The request – Starting at the very first line of the listing below and ending with the line that contains "contact-number: +1 (548)", give those lines as a JSON list of strings, one string per line, skipping any blank lines.

Listings of boxed layout items
--- Start ---
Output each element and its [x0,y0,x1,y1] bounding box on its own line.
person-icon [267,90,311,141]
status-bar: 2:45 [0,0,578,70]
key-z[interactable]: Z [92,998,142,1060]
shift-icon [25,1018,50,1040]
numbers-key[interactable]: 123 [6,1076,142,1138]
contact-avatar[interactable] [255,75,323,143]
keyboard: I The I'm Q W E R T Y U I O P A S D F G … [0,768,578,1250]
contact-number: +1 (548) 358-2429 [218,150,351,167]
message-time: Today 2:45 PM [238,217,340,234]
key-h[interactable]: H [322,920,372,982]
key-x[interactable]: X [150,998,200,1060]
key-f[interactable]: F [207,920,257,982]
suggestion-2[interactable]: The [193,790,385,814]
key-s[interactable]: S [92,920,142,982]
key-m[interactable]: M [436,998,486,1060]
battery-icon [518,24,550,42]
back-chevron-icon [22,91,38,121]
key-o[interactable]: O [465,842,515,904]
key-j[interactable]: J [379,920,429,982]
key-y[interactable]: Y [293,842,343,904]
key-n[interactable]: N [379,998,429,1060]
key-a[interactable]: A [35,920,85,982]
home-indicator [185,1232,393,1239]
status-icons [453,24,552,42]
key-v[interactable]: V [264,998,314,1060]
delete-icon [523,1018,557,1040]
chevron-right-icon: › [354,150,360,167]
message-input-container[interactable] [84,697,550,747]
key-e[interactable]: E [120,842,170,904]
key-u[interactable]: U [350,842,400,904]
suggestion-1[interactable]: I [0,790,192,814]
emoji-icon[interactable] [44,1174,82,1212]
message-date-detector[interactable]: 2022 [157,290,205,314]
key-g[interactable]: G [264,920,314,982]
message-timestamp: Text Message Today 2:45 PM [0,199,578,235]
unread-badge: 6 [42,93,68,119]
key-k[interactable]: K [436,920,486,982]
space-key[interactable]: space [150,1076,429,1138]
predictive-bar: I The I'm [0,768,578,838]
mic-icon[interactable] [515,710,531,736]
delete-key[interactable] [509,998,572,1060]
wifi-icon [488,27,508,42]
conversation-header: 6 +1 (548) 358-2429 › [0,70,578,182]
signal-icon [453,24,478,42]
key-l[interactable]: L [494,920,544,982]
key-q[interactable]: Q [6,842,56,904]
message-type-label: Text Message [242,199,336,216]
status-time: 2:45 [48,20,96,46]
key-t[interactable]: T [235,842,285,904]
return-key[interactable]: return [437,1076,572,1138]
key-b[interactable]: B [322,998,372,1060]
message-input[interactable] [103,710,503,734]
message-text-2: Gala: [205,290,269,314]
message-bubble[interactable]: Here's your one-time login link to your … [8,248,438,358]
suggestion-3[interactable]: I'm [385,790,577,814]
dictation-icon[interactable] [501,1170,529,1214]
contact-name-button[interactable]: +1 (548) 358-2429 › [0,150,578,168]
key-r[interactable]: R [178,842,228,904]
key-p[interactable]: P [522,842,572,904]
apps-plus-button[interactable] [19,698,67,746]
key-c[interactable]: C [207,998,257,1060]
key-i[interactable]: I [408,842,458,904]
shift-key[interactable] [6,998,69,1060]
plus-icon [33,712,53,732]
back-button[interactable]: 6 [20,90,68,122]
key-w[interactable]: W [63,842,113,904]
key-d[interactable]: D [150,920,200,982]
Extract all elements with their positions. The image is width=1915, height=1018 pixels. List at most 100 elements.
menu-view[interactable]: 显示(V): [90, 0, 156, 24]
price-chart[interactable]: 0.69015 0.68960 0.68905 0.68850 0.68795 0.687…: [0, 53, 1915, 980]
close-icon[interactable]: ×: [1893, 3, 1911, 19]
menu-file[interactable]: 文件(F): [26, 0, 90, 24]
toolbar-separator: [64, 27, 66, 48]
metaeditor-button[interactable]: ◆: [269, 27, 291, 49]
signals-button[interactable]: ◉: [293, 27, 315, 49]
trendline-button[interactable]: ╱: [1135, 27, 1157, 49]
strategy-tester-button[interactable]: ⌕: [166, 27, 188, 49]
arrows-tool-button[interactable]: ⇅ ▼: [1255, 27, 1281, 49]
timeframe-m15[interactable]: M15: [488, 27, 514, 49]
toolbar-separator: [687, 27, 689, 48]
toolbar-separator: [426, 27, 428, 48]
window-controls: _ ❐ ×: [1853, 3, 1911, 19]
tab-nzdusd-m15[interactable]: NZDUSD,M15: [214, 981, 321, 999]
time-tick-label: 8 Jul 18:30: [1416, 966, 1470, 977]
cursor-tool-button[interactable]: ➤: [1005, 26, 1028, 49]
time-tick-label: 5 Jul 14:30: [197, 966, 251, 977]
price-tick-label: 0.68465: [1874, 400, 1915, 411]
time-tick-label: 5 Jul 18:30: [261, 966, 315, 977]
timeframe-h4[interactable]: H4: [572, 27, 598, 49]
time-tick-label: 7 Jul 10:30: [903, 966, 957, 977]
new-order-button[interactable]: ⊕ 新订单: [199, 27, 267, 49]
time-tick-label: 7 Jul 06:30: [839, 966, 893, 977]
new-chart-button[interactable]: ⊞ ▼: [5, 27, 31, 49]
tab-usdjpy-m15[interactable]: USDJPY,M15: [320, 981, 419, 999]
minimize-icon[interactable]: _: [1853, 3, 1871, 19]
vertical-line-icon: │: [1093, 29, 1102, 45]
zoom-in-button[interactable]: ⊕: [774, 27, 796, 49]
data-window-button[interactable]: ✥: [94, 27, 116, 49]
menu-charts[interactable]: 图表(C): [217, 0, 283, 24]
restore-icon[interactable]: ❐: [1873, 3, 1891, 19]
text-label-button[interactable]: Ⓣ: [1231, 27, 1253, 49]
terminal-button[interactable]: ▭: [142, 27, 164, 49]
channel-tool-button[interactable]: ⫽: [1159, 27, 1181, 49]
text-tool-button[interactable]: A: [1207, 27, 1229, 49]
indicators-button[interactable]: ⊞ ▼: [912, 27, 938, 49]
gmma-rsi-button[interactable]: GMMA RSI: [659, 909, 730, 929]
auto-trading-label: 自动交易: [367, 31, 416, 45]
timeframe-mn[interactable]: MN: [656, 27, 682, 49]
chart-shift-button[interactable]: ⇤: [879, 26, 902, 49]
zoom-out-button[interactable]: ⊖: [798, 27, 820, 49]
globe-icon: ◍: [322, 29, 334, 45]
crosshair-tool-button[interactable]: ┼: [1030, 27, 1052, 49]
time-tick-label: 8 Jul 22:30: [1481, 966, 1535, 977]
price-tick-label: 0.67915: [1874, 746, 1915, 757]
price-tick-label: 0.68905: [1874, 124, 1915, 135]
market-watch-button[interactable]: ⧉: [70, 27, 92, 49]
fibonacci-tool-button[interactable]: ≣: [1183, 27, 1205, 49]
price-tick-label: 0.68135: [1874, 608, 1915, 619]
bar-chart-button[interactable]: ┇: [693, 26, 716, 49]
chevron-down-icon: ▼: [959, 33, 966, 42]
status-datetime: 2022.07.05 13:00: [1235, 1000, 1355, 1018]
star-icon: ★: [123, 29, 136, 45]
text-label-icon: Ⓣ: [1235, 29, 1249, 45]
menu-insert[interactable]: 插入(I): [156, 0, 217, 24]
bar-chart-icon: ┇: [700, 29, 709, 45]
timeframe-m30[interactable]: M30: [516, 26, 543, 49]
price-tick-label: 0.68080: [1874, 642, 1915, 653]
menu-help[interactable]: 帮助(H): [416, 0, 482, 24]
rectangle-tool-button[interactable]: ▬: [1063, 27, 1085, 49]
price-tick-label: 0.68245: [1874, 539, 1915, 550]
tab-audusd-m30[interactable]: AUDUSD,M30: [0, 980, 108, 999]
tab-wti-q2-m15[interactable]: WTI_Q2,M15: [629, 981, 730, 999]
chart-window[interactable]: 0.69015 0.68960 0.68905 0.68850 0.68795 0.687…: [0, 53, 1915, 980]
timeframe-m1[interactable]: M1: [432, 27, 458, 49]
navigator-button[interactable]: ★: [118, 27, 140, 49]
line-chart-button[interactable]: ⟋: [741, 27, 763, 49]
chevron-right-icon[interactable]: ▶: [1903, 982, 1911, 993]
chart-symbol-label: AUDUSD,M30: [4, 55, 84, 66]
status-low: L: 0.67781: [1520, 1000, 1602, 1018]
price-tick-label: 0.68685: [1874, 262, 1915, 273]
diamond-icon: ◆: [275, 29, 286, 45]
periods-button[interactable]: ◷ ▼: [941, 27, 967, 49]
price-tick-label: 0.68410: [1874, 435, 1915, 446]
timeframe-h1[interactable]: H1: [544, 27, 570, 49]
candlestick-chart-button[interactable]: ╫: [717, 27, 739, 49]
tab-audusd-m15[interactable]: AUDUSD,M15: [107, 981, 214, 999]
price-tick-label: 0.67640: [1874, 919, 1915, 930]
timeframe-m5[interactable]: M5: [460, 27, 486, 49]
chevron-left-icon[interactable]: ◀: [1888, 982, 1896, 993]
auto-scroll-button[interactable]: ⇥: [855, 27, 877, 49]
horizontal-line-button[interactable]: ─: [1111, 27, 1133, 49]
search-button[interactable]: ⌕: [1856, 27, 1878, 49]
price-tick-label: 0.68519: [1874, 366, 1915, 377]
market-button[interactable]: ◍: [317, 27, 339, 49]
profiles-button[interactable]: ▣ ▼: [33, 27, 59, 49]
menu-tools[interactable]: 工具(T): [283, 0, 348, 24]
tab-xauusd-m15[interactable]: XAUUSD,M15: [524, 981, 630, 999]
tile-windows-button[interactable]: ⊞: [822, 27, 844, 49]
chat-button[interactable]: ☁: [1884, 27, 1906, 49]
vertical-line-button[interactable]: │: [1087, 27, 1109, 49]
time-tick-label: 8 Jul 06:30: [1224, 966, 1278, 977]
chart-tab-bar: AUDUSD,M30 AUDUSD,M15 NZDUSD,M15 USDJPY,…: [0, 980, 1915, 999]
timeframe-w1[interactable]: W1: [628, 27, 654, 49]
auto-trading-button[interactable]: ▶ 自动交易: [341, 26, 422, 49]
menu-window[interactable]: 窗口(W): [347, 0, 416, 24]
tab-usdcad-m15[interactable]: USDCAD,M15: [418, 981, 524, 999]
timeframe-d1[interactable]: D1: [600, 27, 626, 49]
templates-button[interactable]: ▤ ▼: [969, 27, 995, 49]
--- End ---
Solution for this task –
[
  "Output each element and its [x0,y0,x1,y1] bounding box on its own line.",
  "person-icon [267,90,311,141]",
  "status-bar: 2:45 [0,0,578,70]",
  "key-z[interactable]: Z [92,998,142,1060]",
  "shift-icon [25,1018,50,1040]",
  "numbers-key[interactable]: 123 [6,1076,142,1138]",
  "contact-avatar[interactable] [255,75,323,143]",
  "keyboard: I The I'm Q W E R T Y U I O P A S D F G … [0,768,578,1250]",
  "contact-number: +1 (548) 358-2429 [218,150,351,167]"
]